» **DATASET CONTENT**
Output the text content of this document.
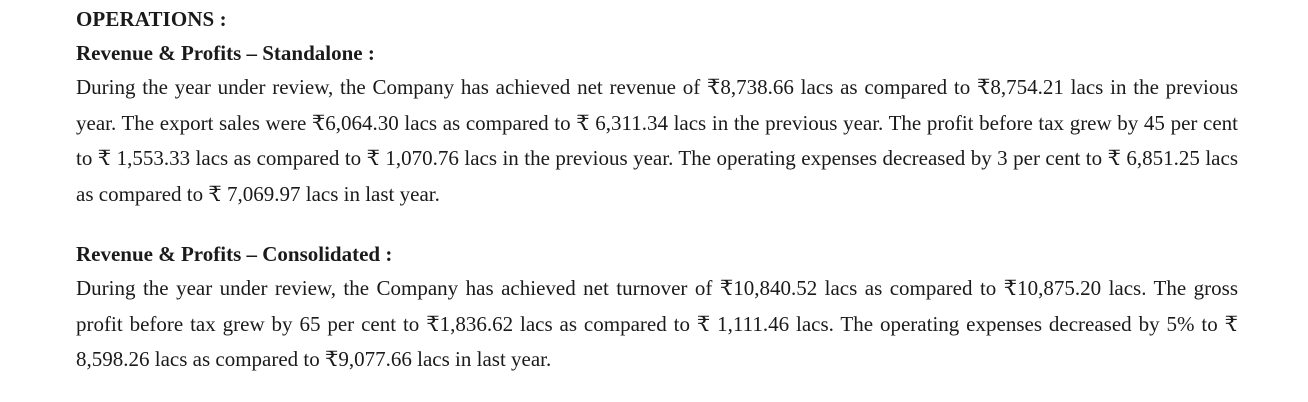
OPERATIONS :
Revenue & Profits – Standalone :

During the year under review, the Company has achieved net revenue of ₹8,738.66 lacs as compared to ₹8,754.21 lacs in the previous year. The export sales were ₹6,064.30 lacs as compared to ₹ 6,311.34 lacs in the previous year. The profit before tax grew by 45 per cent to ₹ 1,553.33 lacs as compared to ₹ 1,070.76 lacs in the previous year. The operating expenses decreased by 3 per cent to ₹ 6,851.25 lacs as compared to ₹ 7,069.97 lacs in last year.

Revenue & Profits – Consolidated :

During the year under review, the Company has achieved net turnover of ₹10,840.52 lacs as compared to ₹10,875.20 lacs. The gross profit before tax grew by 65 per cent to ₹1,836.62 lacs as compared to ₹ 1,111.46 lacs. The operating expenses decreased by 5% to ₹ 8,598.26 lacs as compared to ₹9,077.66 lacs in last year.
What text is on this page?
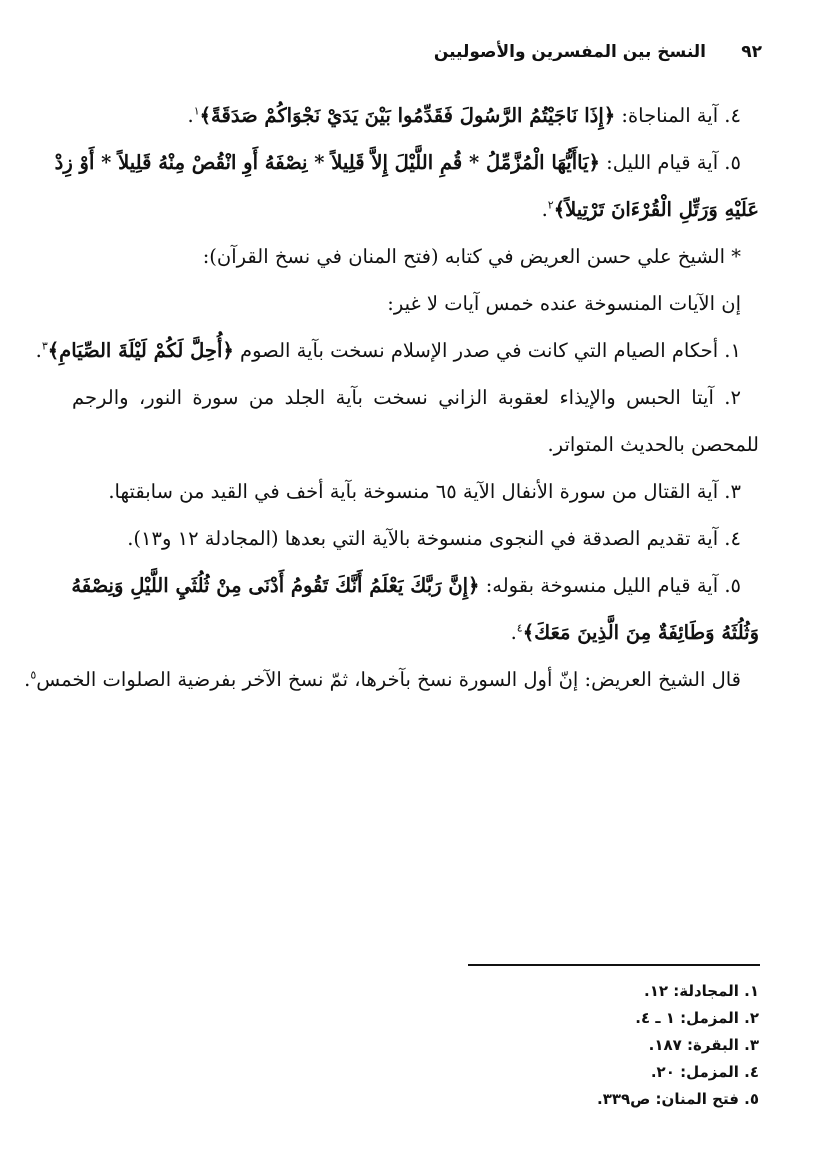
٩٢
النسخ بين المفسرين والأصوليين
٤. آية المناجاة: ﴿إِذَا نَاجَيْتُمُ الرَّسُولَ فَقَدِّمُوا بَيْنَ يَدَيْ نَجْوَاكُمْ صَدَقَةً﴾$^١$.
٥. آية قيام الليل: ﴿يَاأَيُّهَا الْمُزَّمِّلُ * قُمِ اللَّيْلَ إِلاَّ قَلِيلاً * نِصْفَهُ أَوِ انْقُصْ مِنْهُ قَلِيلاً * أَوْ زِدْ
عَلَيْهِ وَرَتِّلِ الْقُرْءَانَ تَرْتِيلاً﴾$^٢$.
* الشيخ علي حسن العريض في كتابه (فتح المنان في نسخ القرآن):
إن الآيات المنسوخة عنده خمس آيات لا غير:
١. أحكام الصيام التي كانت في صدر الإسلام نسخت بآية الصوم ﴿أُحِلَّ لَكُمْ لَيْلَةَ الصِّيَامِ﴾$^٣$.
٢. آيتا الحبس والإيذاء لعقوبة الزاني نسخت بآية الجلد من سورة النور، والرجم
للمحصن بالحديث المتواتر.
٣. آية القتال من سورة الأنفال الآية ٦٥ منسوخة بآية أخف في القيد من سابقتها.
٤. آية تقديم الصدقة في النجوى منسوخة بالآية التي بعدها (المجادلة ١٢ و١٣).
٥. آية قيام الليل منسوخة بقوله: ﴿إِنَّ رَبَّكَ يَعْلَمُ أَنَّكَ تَقُومُ أَدْنَى مِنْ ثُلُثَيِ اللَّيْلِ وَنِصْفَهُ
وَثُلُثَهُ وَطَائِفَةٌ مِنَ الَّذِينَ مَعَكَ﴾$^٤$.
قال الشيخ العريض: إنّ أول السورة نسخ بآخرها، ثمّ نسخ الآخر بفرضية الصلوات الخمس$^٥$.
١. المجادلة: ١٢.
٢. المزمل: ١ ـ ٤.
٣. البقرة: ١٨٧.
٤. المزمل: ٢٠.
٥. فتح المنان: ص٣٣٩.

» **TASK DESCRIPTION**
Copy exactly the lines from the one containing "What text is on this page?" through the final line of the records above, both included, and leave out any pictures.

» **TASK OUTPUT**
What text is on this page?
٩٢
النسخ بين المفسرين والأصوليين
٤. آية المناجاة: ﴿إِذَا نَاجَيْتُمُ الرَّسُولَ فَقَدِّمُوا بَيْنَ يَدَيْ نَجْوَاكُمْ صَدَقَةً﴾$^١$.
٥. آية قيام الليل: ﴿يَاأَيُّهَا الْمُزَّمِّلُ * قُمِ اللَّيْلَ إِلاَّ قَلِيلاً * نِصْفَهُ أَوِ انْقُصْ مِنْهُ قَلِيلاً * أَوْ زِدْ
عَلَيْهِ وَرَتِّلِ الْقُرْءَانَ تَرْتِيلاً﴾$^٢$.
* الشيخ علي حسن العريض في كتابه (فتح المنان في نسخ القرآن):
إن الآيات المنسوخة عنده خمس آيات لا غير:
١. أحكام الصيام التي كانت في صدر الإسلام نسخت بآية الصوم ﴿أُحِلَّ لَكُمْ لَيْلَةَ الصِّيَامِ﴾$^٣$.
٢. آيتا الحبس والإيذاء لعقوبة الزاني نسخت بآية الجلد من سورة النور، والرجم
للمحصن بالحديث المتواتر.
٣. آية القتال من سورة الأنفال الآية ٦٥ منسوخة بآية أخف في القيد من سابقتها.
٤. آية تقديم الصدقة في النجوى منسوخة بالآية التي بعدها (المجادلة ١٢ و١٣).
٥. آية قيام الليل منسوخة بقوله: ﴿إِنَّ رَبَّكَ يَعْلَمُ أَنَّكَ تَقُومُ أَدْنَى مِنْ ثُلُثَيِ اللَّيْلِ وَنِصْفَهُ
وَثُلُثَهُ وَطَائِفَةٌ مِنَ الَّذِينَ مَعَكَ﴾$^٤$.
قال الشيخ العريض: إنّ أول السورة نسخ بآخرها، ثمّ نسخ الآخر بفرضية الصلوات الخمس$^٥$.
١. المجادلة: ١٢.
٢. المزمل: ١ ـ ٤.
٣. البقرة: ١٨٧.
٤. المزمل: ٢٠.
٥. فتح المنان: ص٣٣٩.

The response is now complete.